Dataset records:

┄┄┄┄┄┄┄┄┄┄

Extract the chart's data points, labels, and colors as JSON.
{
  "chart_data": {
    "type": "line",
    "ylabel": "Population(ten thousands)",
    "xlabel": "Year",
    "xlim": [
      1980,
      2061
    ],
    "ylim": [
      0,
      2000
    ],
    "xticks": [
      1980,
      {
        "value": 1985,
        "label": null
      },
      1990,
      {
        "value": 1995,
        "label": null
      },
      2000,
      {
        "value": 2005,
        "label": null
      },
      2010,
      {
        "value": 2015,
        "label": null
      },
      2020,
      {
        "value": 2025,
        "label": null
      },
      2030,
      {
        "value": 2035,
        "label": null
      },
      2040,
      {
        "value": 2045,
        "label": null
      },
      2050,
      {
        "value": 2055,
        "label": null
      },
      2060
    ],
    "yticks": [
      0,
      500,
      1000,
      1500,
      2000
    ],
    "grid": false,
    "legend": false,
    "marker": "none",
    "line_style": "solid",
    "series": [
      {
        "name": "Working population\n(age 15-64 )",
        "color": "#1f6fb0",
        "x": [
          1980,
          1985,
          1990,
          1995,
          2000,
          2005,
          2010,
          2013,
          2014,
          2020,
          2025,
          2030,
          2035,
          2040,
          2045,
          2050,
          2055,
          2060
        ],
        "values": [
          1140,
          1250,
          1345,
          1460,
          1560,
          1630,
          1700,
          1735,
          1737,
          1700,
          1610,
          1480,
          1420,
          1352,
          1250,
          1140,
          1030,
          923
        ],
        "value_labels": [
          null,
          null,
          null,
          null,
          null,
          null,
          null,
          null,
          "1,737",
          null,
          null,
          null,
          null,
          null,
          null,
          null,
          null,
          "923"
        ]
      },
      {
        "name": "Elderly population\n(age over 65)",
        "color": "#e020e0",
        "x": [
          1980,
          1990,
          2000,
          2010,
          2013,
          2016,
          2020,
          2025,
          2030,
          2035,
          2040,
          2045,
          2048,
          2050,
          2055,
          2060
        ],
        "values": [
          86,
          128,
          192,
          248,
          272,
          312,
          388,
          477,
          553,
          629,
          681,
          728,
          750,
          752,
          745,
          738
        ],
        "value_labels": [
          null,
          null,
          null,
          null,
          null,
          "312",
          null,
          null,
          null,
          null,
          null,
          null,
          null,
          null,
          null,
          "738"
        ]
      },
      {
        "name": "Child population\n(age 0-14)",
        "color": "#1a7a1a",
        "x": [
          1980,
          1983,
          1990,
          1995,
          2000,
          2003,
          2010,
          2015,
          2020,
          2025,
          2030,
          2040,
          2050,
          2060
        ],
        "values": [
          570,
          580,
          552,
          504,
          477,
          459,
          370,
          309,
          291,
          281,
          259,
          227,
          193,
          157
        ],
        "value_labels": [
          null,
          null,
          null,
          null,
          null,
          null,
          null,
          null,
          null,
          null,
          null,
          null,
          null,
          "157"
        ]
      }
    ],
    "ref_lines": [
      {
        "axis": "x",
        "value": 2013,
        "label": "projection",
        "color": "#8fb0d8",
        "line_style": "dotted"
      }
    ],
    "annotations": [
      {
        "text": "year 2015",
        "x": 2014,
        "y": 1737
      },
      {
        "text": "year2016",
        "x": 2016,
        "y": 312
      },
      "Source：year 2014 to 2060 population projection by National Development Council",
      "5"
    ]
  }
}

┄┄┄┄┄┄┄┄┄┄

**WHAT TO WORK ON:**
Write every entry out again exactly.

**TASK RESPONSE:**
Extract the chart's data points, labels, and colors as JSON.
{
  "chart_data": {
    "type": "line",
    "ylabel": "Population(ten thousands)",
    "xlabel": "Year",
    "xlim": [
      1980,
      2061
    ],
    "ylim": [
      0,
      2000
    ],
    "xticks": [
      1980,
      {
        "value": 1985,
        "label": null
      },
      1990,
      {
        "value": 1995,
        "label": null
      },
      2000,
      {
        "value": 2005,
        "label": null
      },
      2010,
      {
        "value": 2015,
        "label": null
      },
      2020,
      {
        "value": 2025,
        "label": null
      },
      2030,
      {
        "value": 2035,
        "label": null
      },
      2040,
      {
        "value": 2045,
        "label": null
      },
      2050,
      {
        "value": 2055,
        "label": null
      },
      2060
    ],
    "yticks": [
      0,
      500,
      1000,
      1500,
      2000
    ],
    "grid": false,
    "legend": false,
    "marker": "none",
    "line_style": "solid",
    "series": [
      {
        "name": "Working population\n(age 15-64 )",
        "color": "#1f6fb0",
        "x": [
          1980,
          1985,
          1990,
          1995,
          2000,
          2005,
          2010,
          2013,
          2014,
          2020,
          2025,
          2030,
          2035,
          2040,
          2045,
          2050,
          2055,
          2060
        ],
        "values": [
          1140,
          1250,
          1345,
          1460,
          1560,
          1630,
          1700,
          1735,
          1737,
          1700,
          1610,
          1480,
          1420,
          1352,
          1250,
          1140,
          1030,
          923
        ],
        "value_labels": [
          null,
          null,
          null,
          null,
          null,
          null,
          null,
          null,
          "1,737",
          null,
          null,
          null,
          null,
          null,
          null,
          null,
          null,
          "923"
        ]
      },
      {
        "name": "Elderly population\n(age over 65)",
        "color": "#e020e0",
        "x": [
          1980,
          1990,
          2000,
          2010,
          2013,
          2016,
          2020,
          2025,
          2030,
          2035,
          2040,
          2045,
          2048,
          2050,
          2055,
          2060
        ],
        "values": [
          86,
          128,
          192,
          248,
          272,
          312,
          388,
          477,
          553,
          629,
          681,
          728,
          750,
          752,
          745,
          738
        ],
        "value_labels": [
          null,
          null,
          null,
          null,
          null,
          "312",
          null,
          null,
          null,
          null,
          null,
          null,
          null,
          null,
          null,
          "738"
        ]
      },
      {
        "name": "Child population\n(age 0-14)",
        "color": "#1a7a1a",
        "x": [
          1980,
          1983,
          1990,
          1995,
          2000,
          2003,
          2010,
          2015,
          2020,
          2025,
          2030,
          2040,
          2050,
          2060
        ],
        "values": [
          570,
          580,
          552,
          504,
          477,
          459,
          370,
          309,
          291,
          281,
          259,
          227,
          193,
          157
        ],
        "value_labels": [
          null,
          null,
          null,
          null,
          null,
          null,
          null,
          null,
          null,
          null,
          null,
          null,
          null,
          "157"
        ]
      }
    ],
    "ref_lines": [
      {
        "axis": "x",
        "value": 2013,
        "label": "projection",
        "color": "#8fb0d8",
        "line_style": "dotted"
      }
    ],
    "annotations": [
      {
        "text": "year 2015",
        "x": 2014,
        "y": 1737
      },
      {
        "text": "year2016",
        "x": 2016,
        "y": 312
      },
      "Source：year 2014 to 2060 population projection by National Development Council",
      "5"
    ]
  }
}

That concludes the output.